▶ _Task brief_: Pick out every line of the entries below where "Micheal" occurs, and copy those lines.

(Stored dataset items)
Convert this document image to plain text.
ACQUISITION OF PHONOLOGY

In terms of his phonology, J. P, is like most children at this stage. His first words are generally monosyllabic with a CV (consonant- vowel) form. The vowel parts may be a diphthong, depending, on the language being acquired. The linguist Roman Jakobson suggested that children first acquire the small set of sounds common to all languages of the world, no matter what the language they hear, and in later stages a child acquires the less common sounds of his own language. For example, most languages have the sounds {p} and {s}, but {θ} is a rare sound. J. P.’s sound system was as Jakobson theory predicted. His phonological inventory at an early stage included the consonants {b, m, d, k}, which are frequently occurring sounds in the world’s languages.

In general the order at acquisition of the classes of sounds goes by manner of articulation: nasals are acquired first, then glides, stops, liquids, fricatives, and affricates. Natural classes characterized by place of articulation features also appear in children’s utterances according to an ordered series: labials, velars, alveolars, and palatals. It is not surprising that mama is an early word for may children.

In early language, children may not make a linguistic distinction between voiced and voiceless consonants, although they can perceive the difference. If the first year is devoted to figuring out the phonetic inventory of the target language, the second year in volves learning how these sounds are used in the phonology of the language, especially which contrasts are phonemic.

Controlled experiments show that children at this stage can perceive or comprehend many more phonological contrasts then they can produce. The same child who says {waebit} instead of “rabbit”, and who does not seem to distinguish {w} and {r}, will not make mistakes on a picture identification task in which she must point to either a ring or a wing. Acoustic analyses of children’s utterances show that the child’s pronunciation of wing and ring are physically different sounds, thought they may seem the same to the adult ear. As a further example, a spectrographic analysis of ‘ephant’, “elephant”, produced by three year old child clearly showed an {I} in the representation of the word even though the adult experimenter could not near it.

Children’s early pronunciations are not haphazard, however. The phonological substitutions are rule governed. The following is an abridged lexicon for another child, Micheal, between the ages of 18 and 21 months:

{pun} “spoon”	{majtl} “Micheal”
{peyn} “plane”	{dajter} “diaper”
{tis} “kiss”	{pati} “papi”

▶ _Task answer_:
Children’s early pronunciations are not haphazard, however. The phonological substitutions are rule governed. The following is an abridged lexicon for another child, Micheal, between the ages of 18 and 21 months:
{pun} “spoon”	{majtl} “Micheal”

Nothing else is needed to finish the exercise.